**WORK TO BE COMPLETED**
Leave out the pictures and copy every record exactly.
** Start of RECORD EXCERPTS **
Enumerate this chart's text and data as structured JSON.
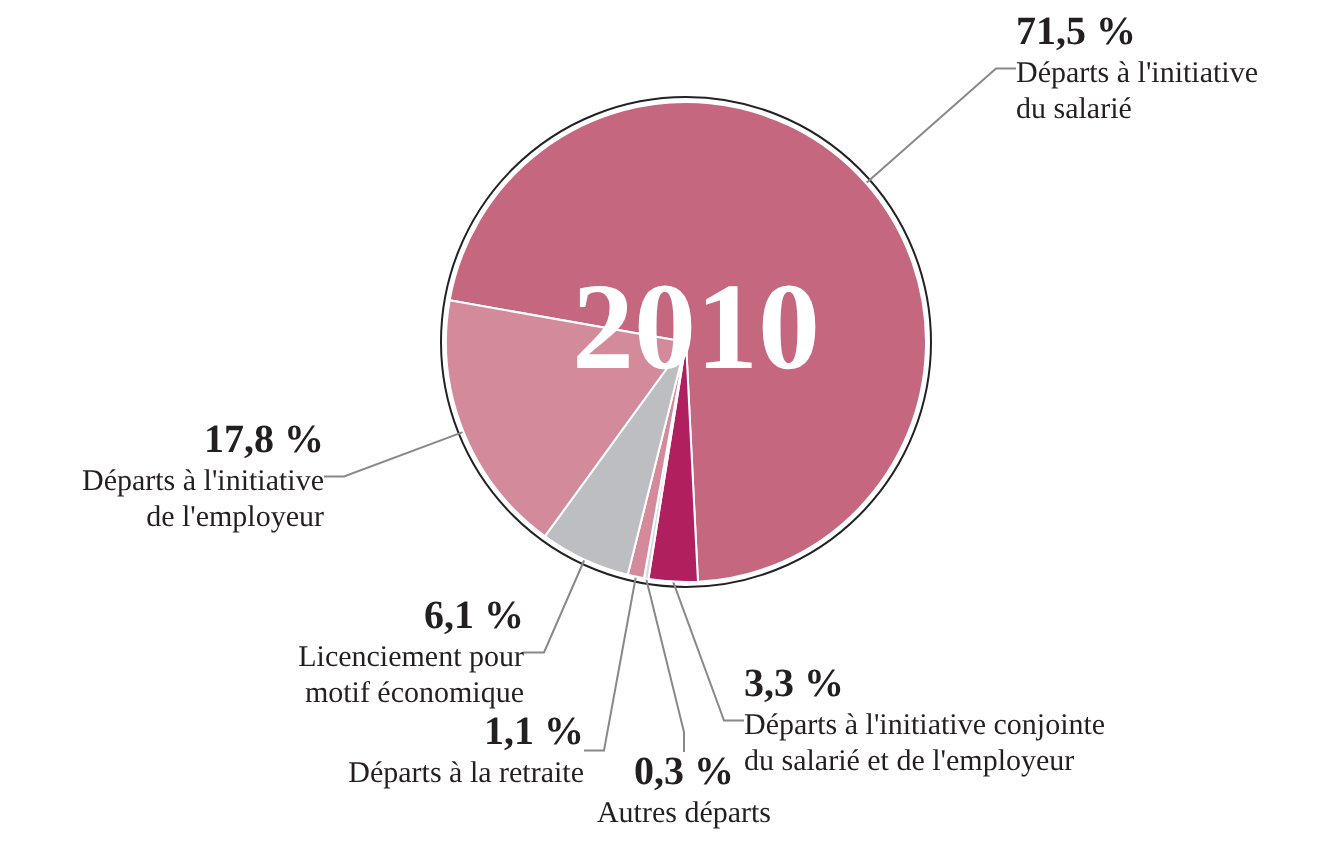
{
  "chart_data": {
    "type": "pie",
    "title": "2010",
    "categories": [
      "Départs à l'initiative du salarié",
      "Départs à l'initiative conjointe du salarié et de l'employeur",
      "Autres départs",
      "Départs à la retraite",
      "Licenciement pour motif économique",
      "Départs à l'initiative de l'employeur"
    ],
    "values": [
      71.5,
      3.3,
      0.3,
      1.1,
      6.1,
      17.8
    ],
    "value_labels": [
      "71,5 %",
      "3,3 %",
      "0,3 %",
      "1,1 %",
      "6,1 %",
      "17,8 %"
    ],
    "colors": [
      "#c4677f",
      "#b01f5e",
      "#d9d9dc",
      "#d48a9a",
      "#bdbec2",
      "#d38b9b"
    ],
    "legend": false
  }
}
** End of RECORD EXCERPTS **
**ANSWER TO THIS TASK**
Enumerate this chart's text and data as structured JSON.
{
  "chart_data": {
    "type": "pie",
    "title": "2010",
    "categories": [
      "Départs à l'initiative du salarié",
      "Départs à l'initiative conjointe du salarié et de l'employeur",
      "Autres départs",
      "Départs à la retraite",
      "Licenciement pour motif économique",
      "Départs à l'initiative de l'employeur"
    ],
    "values": [
      71.5,
      3.3,
      0.3,
      1.1,
      6.1,
      17.8
    ],
    "value_labels": [
      "71,5 %",
      "3,3 %",
      "0,3 %",
      "1,1 %",
      "6,1 %",
      "17,8 %"
    ],
    "colors": [
      "#c4677f",
      "#b01f5e",
      "#d9d9dc",
      "#d48a9a",
      "#bdbec2",
      "#d38b9b"
    ],
    "legend": false
  }
}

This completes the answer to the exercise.